◆ **Written request**
Write the entries below out again exactly; any picture in them stays out.

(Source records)
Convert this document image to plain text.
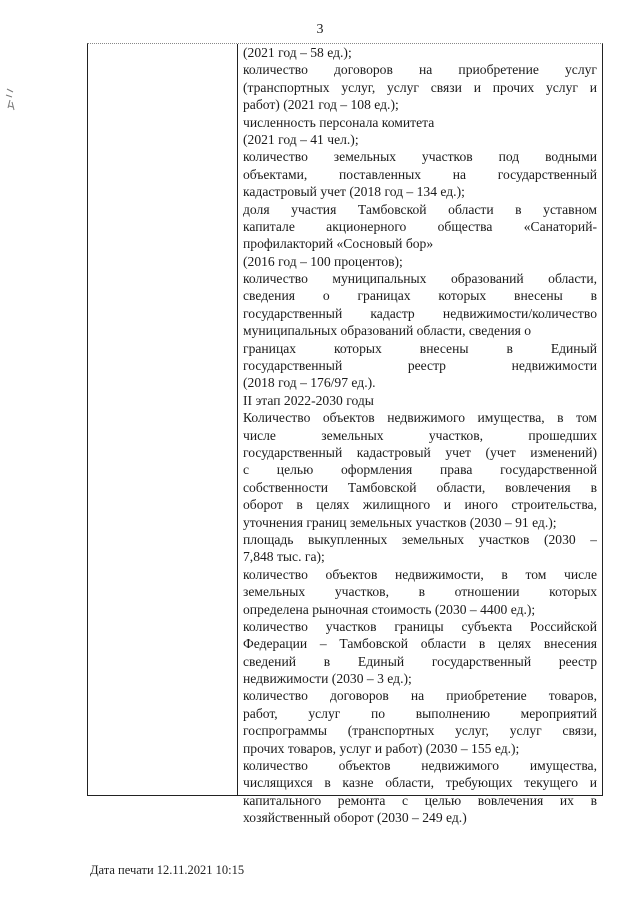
3
(2021 год – 58 ед.);
количество договоров на приобретение услуг
(транспортных услуг, услуг связи и прочих услуг и
работ) (2021 год – 108 ед.);
численность персонала комитета
(2021 год – 41 чел.);
количество земельных участков под водными
объектами, поставленных на государственный
кадастровый учет (2018 год – 134 ед.);
доля участия Тамбовской области в уставном
капитале акционерного общества «Санаторий-
профилакторий «Сосновый бор»
(2016 год – 100 процентов);
количество муниципальных образований области,
сведения о границах которых внесены в
государственный кадастр недвижимости/количество
муниципальных образований области, сведения о
границах которых внесены в Единый
государственный реестр недвижимости
(2018 год – 176/97 ед.).
II этап 2022-2030 годы
Количество объектов недвижимого имущества, в том
числе земельных участков, прошедших
государственный кадастровый учет (учет изменений)
с целью оформления права государственной
собственности Тамбовской области, вовлечения в
оборот в целях жилищного и иного строительства,
уточнения границ земельных участков (2030 – 91 ед.);
площадь выкупленных земельных участков (2030 –
7,848 тыс. га);
количество объектов недвижимости, в том числе
земельных участков, в отношении которых
определена рыночная стоимость (2030 – 4400 ед.);
количество участков границы субъекта Российской
Федерации – Тамбовской области в целях внесения
сведений в Единый государственный реестр
недвижимости (2030 – 3 ед.);
количество договоров на приобретение товаров,
работ, услуг по выполнению мероприятий
госпрограммы (транспортных услуг, услуг связи,
прочих товаров, услуг и работ) (2030 – 155 ед.);
количество объектов недвижимого имущества,
числящихся в казне области, требующих текущего и
капитального ремонта с целью вовлечения их в
хозяйственный оборот (2030 – 249 ед.)
Дата печати 12.11.2021 10:15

◆ **Reply to the exercise**
Convert this document image to plain text.
3
(2021 год – 58 ед.);
количество договоров на приобретение услуг
(транспортных услуг, услуг связи и прочих услуг и
работ) (2021 год – 108 ед.);
численность персонала комитета
(2021 год – 41 чел.);
количество земельных участков под водными
объектами, поставленных на государственный
кадастровый учет (2018 год – 134 ед.);
доля участия Тамбовской области в уставном
капитале акционерного общества «Санаторий-
профилакторий «Сосновый бор»
(2016 год – 100 процентов);
количество муниципальных образований области,
сведения о границах которых внесены в
государственный кадастр недвижимости/количество
муниципальных образований области, сведения о
границах которых внесены в Единый
государственный реестр недвижимости
(2018 год – 176/97 ед.).
II этап 2022-2030 годы
Количество объектов недвижимого имущества, в том
числе земельных участков, прошедших
государственный кадастровый учет (учет изменений)
с целью оформления права государственной
собственности Тамбовской области, вовлечения в
оборот в целях жилищного и иного строительства,
уточнения границ земельных участков (2030 – 91 ед.);
площадь выкупленных земельных участков (2030 –
7,848 тыс. га);
количество объектов недвижимости, в том числе
земельных участков, в отношении которых
определена рыночная стоимость (2030 – 4400 ед.);
количество участков границы субъекта Российской
Федерации – Тамбовской области в целях внесения
сведений в Единый государственный реестр
недвижимости (2030 – 3 ед.);
количество договоров на приобретение товаров,
работ, услуг по выполнению мероприятий
госпрограммы (транспортных услуг, услуг связи,
прочих товаров, услуг и работ) (2030 – 155 ед.);
количество объектов недвижимого имущества,
числящихся в казне области, требующих текущего и
капитального ремонта с целью вовлечения их в
хозяйственный оборот (2030 – 249 ед.)
Дата печати 12.11.2021 10:15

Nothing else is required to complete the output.